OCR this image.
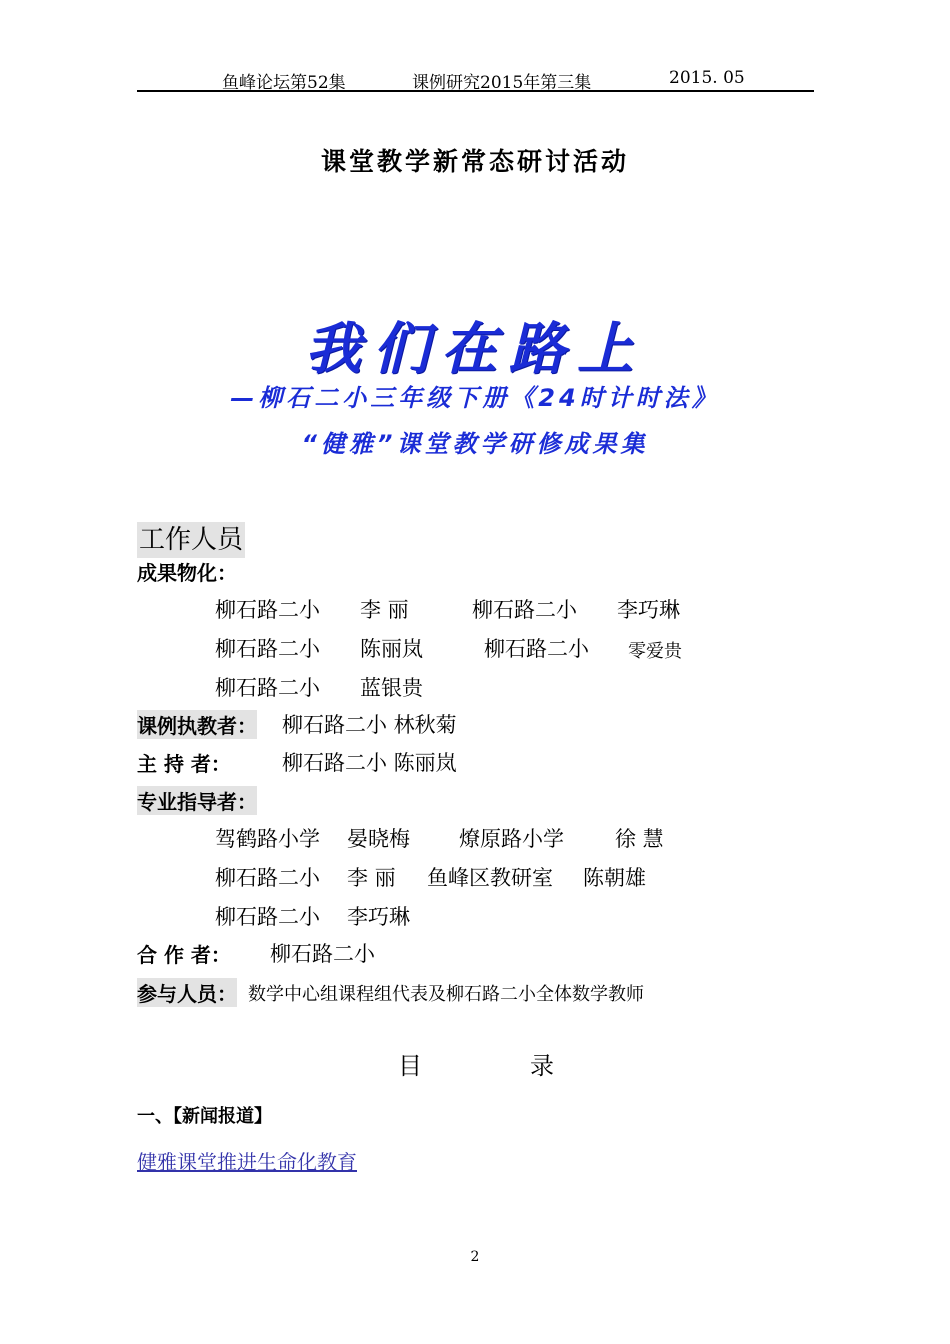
鱼峰论坛第52集	课例研究2015年第三集	2015. 05
课堂教学新常态研讨活动
我们在路上
—柳石二小三年级下册《24时计时法》
“健雅”课堂教学研修成果集
工作人员
成果物化：
柳石路二小 李 丽	柳石路二小 李巧琳
柳石路二小 陈丽岚	柳石路二小 零爱贵
柳石路二小 蓝银贵
课例执教者： 柳石路二小 林秋菊
主 持 者： 柳石路二小 陈丽岚
专业指导者：
驾鹤路小学 晏晓梅 燎原路小学 徐 慧
柳石路二小 李 丽 鱼峰区教研室 陈朝雄
柳石路二小 李巧琳
合 作 者： 柳石路二小
参与人员： 数学中心组课程组代表及柳石路二小全体数学教师
目	录
一、【新闻报道】
健雅课堂推进生命化教育
2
========
● What you are asked to do
Restate each entry word for word, please, but drop any images it holds.

● Full solution
OCR this image.
鱼峰论坛第52集	课例研究2015年第三集	2015. 05
课堂教学新常态研讨活动
我们在路上
—柳石二小三年级下册《24时计时法》
“健雅”课堂教学研修成果集
工作人员
成果物化：
柳石路二小 李 丽	柳石路二小 李巧琳
柳石路二小 陈丽岚	柳石路二小 零爱贵
柳石路二小 蓝银贵
课例执教者： 柳石路二小 林秋菊
主 持 者： 柳石路二小 陈丽岚
专业指导者：
驾鹤路小学 晏晓梅 燎原路小学 徐 慧
柳石路二小 李 丽 鱼峰区教研室 陈朝雄
柳石路二小 李巧琳
合 作 者： 柳石路二小
参与人员： 数学中心组课程组代表及柳石路二小全体数学教师
目	录
一、【新闻报道】
健雅课堂推进生命化教育
2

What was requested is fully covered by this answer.